--- Begin STORED DATA ---

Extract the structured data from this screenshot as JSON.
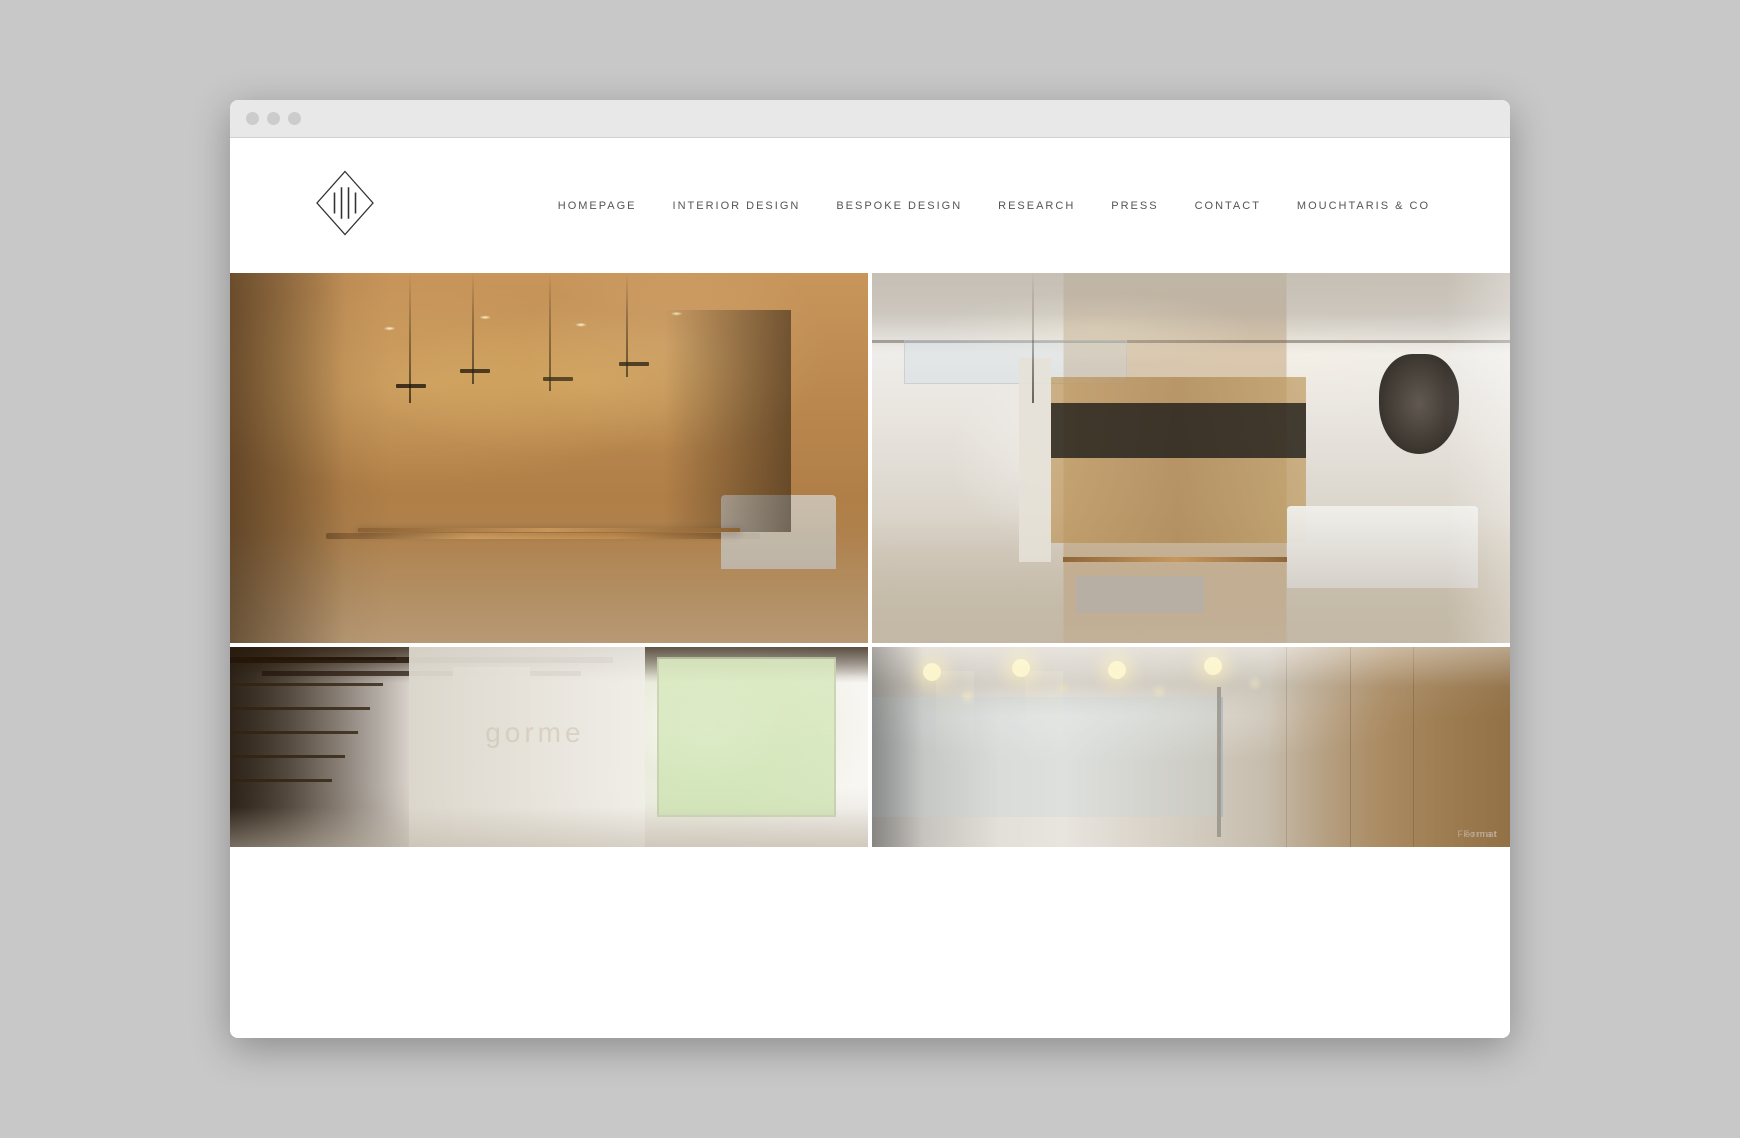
{
  "browser": {
    "dots": [
      "dot1",
      "dot2",
      "dot3"
    ]
  },
  "header": {
    "logo_alt": "111 Design Logo"
  },
  "nav": {
    "items": [
      {
        "id": "homepage",
        "label": "HOMEPAGE"
      },
      {
        "id": "interior-design",
        "label": "INTERIOR DESIGN"
      },
      {
        "id": "bespoke-design",
        "label": "BESPOKE DESIGN"
      },
      {
        "id": "research",
        "label": "RESEARCH"
      },
      {
        "id": "press",
        "label": "PRESS"
      },
      {
        "id": "contact",
        "label": "CONTACT"
      },
      {
        "id": "mouchtaris",
        "label": "MOUCHTARIS & CO"
      }
    ]
  },
  "gallery": {
    "images": [
      {
        "id": "top-left",
        "alt": "Modern interior dining room with pendant lights and wood dining table with white chairs",
        "position": "top-left"
      },
      {
        "id": "top-right",
        "alt": "Modern open-plan kitchen and living area with wood cabinetry and mezzanine level",
        "position": "top-right"
      },
      {
        "id": "bottom-left",
        "alt": "Modern staircase with dark wood treads and bright natural window light",
        "position": "bottom-left"
      },
      {
        "id": "bottom-right",
        "alt": "Modern interior with glass railing, recessed ceiling lights and wood paneling",
        "position": "bottom-right"
      }
    ]
  },
  "watermark": {
    "label": "Format"
  }
}
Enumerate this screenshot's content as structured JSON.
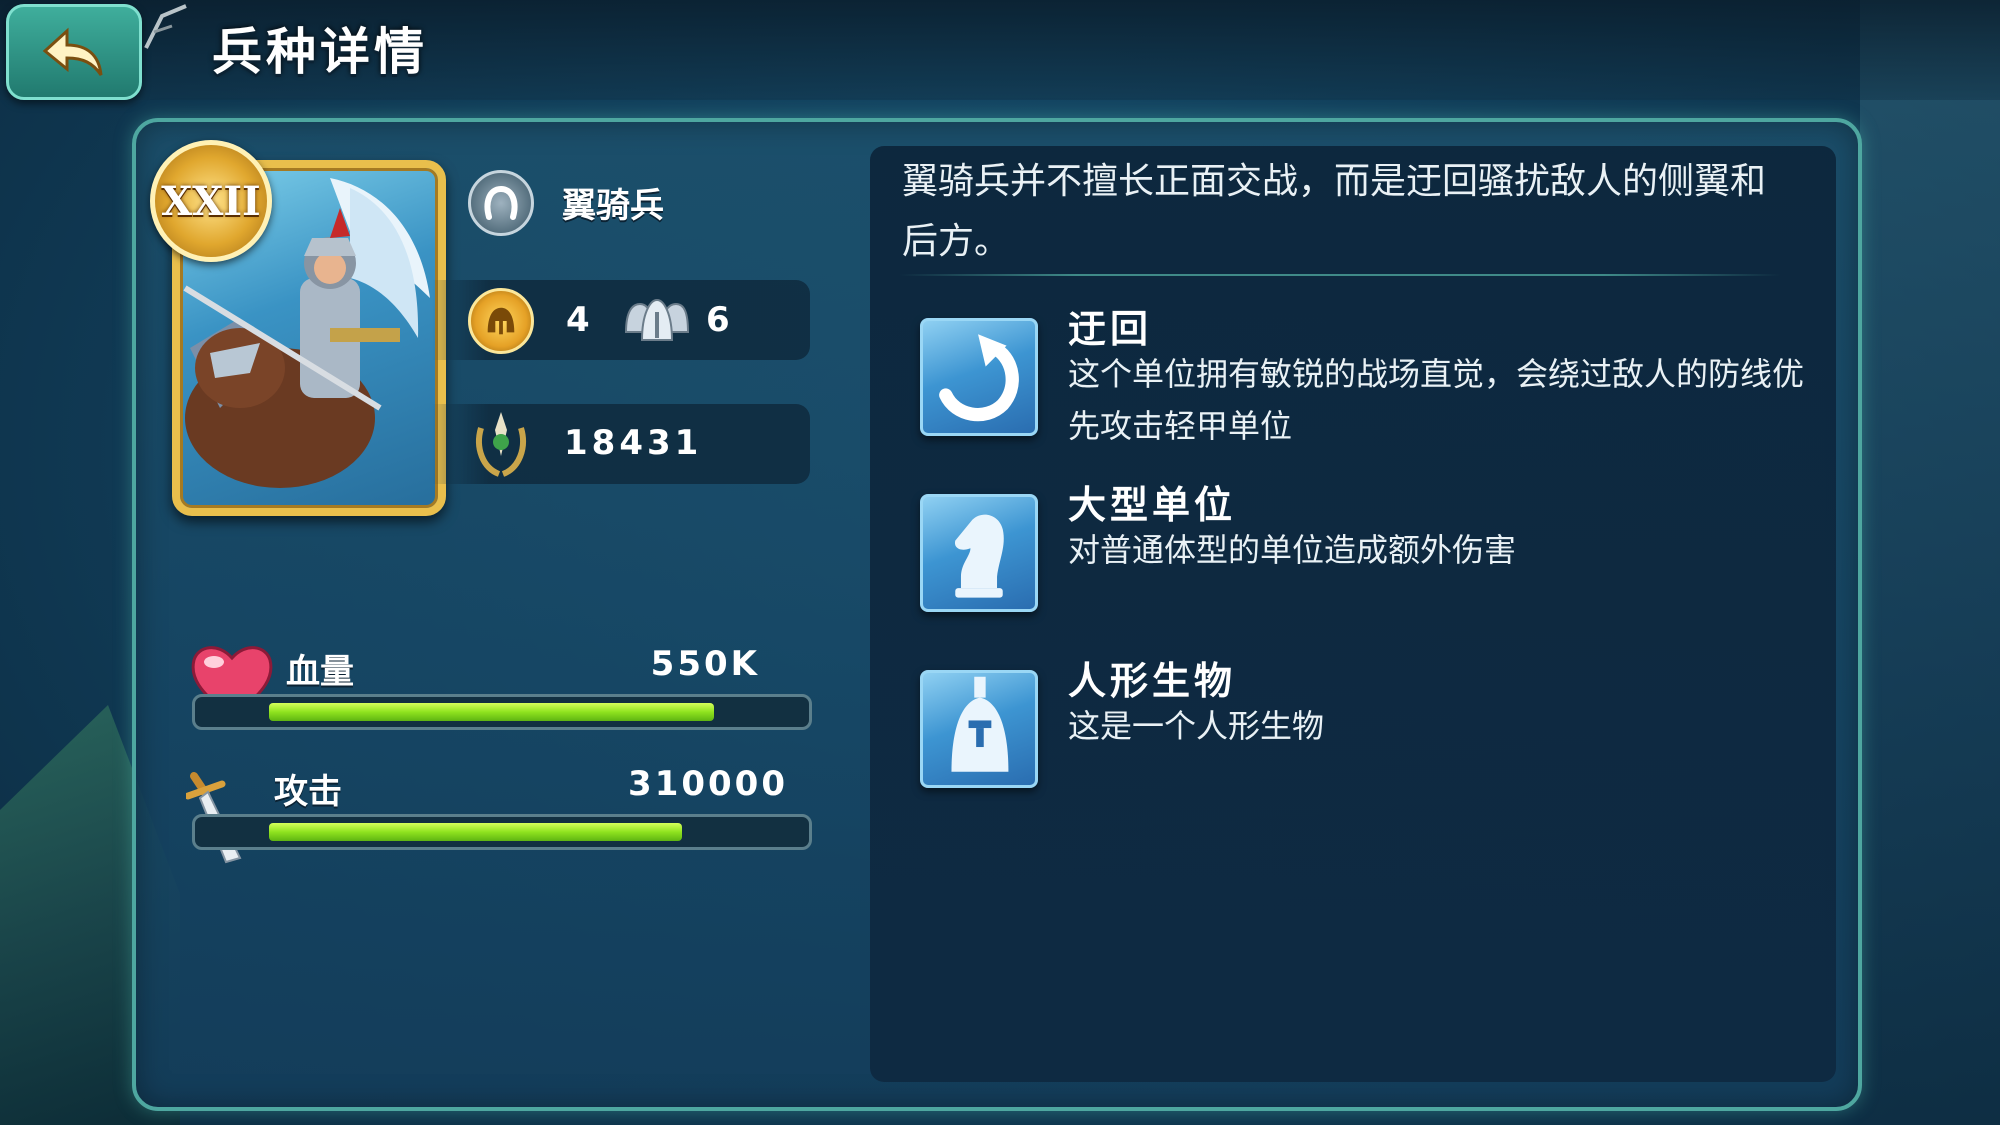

--- End STORED DATA ---

**EXERCISE:**
The records above must be echoed exactly, minus their pictures.

**OUTPUT:**
Extract the structured data from this screenshot as JSON.
{
  "browser": {
    "dots": [
      "dot1",
      "dot2",
      "dot3"
    ]
  },
  "header": {
    "logo_alt": "111 Design Logo"
  },
  "nav": {
    "items": [
      {
        "id": "homepage",
        "label": "HOMEPAGE"
      },
      {
        "id": "interior-design",
        "label": "INTERIOR DESIGN"
      },
      {
        "id": "bespoke-design",
        "label": "BESPOKE DESIGN"
      },
      {
        "id": "research",
        "label": "RESEARCH"
      },
      {
        "id": "press",
        "label": "PRESS"
      },
      {
        "id": "contact",
        "label": "CONTACT"
      },
      {
        "id": "mouchtaris",
        "label": "MOUCHTARIS & CO"
      }
    ]
  },
  "gallery": {
    "images": [
      {
        "id": "top-left",
        "alt": "Modern interior dining room with pendant lights and wood dining table with white chairs",
        "position": "top-left"
      },
      {
        "id": "top-right",
        "alt": "Modern open-plan kitchen and living area with wood cabinetry and mezzanine level",
        "position": "top-right"
      },
      {
        "id": "bottom-left",
        "alt": "Modern staircase with dark wood treads and bright natural window light",
        "position": "bottom-left"
      },
      {
        "id": "bottom-right",
        "alt": "Modern interior with glass railing, recessed ceiling lights and wood paneling",
        "position": "bottom-right"
      }
    ]
  },
  "watermark": {
    "label": "Format"
  }
}
Enumerate this screenshot's content as structured JSON.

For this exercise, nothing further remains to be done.